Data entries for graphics
>> Begin
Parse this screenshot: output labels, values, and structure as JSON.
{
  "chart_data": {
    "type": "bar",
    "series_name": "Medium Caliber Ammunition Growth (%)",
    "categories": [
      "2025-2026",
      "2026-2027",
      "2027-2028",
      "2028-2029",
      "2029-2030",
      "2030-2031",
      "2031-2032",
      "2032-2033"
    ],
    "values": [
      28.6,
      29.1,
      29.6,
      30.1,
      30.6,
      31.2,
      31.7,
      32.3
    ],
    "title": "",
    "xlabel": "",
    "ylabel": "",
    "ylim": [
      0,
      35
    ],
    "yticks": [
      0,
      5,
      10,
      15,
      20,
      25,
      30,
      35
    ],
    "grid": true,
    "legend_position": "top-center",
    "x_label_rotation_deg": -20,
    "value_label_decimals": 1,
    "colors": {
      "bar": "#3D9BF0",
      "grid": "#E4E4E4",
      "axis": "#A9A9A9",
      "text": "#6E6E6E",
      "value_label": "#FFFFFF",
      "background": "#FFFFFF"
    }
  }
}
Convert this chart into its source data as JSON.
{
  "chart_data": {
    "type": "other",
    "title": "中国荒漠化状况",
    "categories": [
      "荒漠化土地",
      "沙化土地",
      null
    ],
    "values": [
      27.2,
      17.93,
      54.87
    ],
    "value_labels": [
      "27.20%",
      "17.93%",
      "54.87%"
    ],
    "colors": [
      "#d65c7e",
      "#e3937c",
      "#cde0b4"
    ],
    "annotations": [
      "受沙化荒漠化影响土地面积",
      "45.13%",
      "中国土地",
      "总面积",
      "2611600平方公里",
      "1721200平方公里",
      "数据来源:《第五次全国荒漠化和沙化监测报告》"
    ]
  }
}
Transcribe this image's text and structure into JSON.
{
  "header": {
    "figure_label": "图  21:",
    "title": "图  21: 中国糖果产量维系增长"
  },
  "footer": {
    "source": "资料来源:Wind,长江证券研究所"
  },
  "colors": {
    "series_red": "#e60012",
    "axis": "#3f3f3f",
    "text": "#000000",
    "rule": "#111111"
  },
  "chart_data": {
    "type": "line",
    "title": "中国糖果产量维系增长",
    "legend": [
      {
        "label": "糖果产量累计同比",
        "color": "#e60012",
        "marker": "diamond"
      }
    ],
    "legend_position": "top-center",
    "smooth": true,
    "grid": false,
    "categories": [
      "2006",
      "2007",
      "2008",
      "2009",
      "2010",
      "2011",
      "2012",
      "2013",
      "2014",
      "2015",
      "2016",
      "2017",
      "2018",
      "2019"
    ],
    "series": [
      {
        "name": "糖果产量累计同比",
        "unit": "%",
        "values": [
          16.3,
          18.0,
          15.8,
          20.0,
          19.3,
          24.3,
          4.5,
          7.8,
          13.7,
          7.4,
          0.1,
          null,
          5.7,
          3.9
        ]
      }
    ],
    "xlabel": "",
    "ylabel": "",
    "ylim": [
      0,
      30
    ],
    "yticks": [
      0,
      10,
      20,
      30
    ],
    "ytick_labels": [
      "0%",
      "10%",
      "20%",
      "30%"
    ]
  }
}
>> End
### Exercise
Quote all the records. Keep every word exact.

### Reply to the task
Parse this screenshot: output labels, values, and structure as JSON.
{
  "chart_data": {
    "type": "bar",
    "series_name": "Medium Caliber Ammunition Growth (%)",
    "categories": [
      "2025-2026",
      "2026-2027",
      "2027-2028",
      "2028-2029",
      "2029-2030",
      "2030-2031",
      "2031-2032",
      "2032-2033"
    ],
    "values": [
      28.6,
      29.1,
      29.6,
      30.1,
      30.6,
      31.2,
      31.7,
      32.3
    ],
    "title": "",
    "xlabel": "",
    "ylabel": "",
    "ylim": [
      0,
      35
    ],
    "yticks": [
      0,
      5,
      10,
      15,
      20,
      25,
      30,
      35
    ],
    "grid": true,
    "legend_position": "top-center",
    "x_label_rotation_deg": -20,
    "value_label_decimals": 1,
    "colors": {
      "bar": "#3D9BF0",
      "grid": "#E4E4E4",
      "axis": "#A9A9A9",
      "text": "#6E6E6E",
      "value_label": "#FFFFFF",
      "background": "#FFFFFF"
    }
  }
}
Convert this chart into its source data as JSON.
{
  "chart_data": {
    "type": "other",
    "title": "中国荒漠化状况",
    "categories": [
      "荒漠化土地",
      "沙化土地",
      null
    ],
    "values": [
      27.2,
      17.93,
      54.87
    ],
    "value_labels": [
      "27.20%",
      "17.93%",
      "54.87%"
    ],
    "colors": [
      "#d65c7e",
      "#e3937c",
      "#cde0b4"
    ],
    "annotations": [
      "受沙化荒漠化影响土地面积",
      "45.13%",
      "中国土地",
      "总面积",
      "2611600平方公里",
      "1721200平方公里",
      "数据来源:《第五次全国荒漠化和沙化监测报告》"
    ]
  }
}
Transcribe this image's text and structure into JSON.
{
  "header": {
    "figure_label": "图  21:",
    "title": "图  21: 中国糖果产量维系增长"
  },
  "footer": {
    "source": "资料来源:Wind,长江证券研究所"
  },
  "colors": {
    "series_red": "#e60012",
    "axis": "#3f3f3f",
    "text": "#000000",
    "rule": "#111111"
  },
  "chart_data": {
    "type": "line",
    "title": "中国糖果产量维系增长",
    "legend": [
      {
        "label": "糖果产量累计同比",
        "color": "#e60012",
        "marker": "diamond"
      }
    ],
    "legend_position": "top-center",
    "smooth": true,
    "grid": false,
    "categories": [
      "2006",
      "2007",
      "2008",
      "2009",
      "2010",
      "2011",
      "2012",
      "2013",
      "2014",
      "2015",
      "2016",
      "2017",
      "2018",
      "2019"
    ],
    "series": [
      {
        "name": "糖果产量累计同比",
        "unit": "%",
        "values": [
          16.3,
          18.0,
          15.8,
          20.0,
          19.3,
          24.3,
          4.5,
          7.8,
          13.7,
          7.4,
          0.1,
          null,
          5.7,
          3.9
        ]
      }
    ],
    "xlabel": "",
    "ylabel": "",
    "ylim": [
      0,
      30
    ],
    "yticks": [
      0,
      10,
      20,
      30
    ],
    "ytick_labels": [
      "0%",
      "10%",
      "20%",
      "30%"
    ]
  }
}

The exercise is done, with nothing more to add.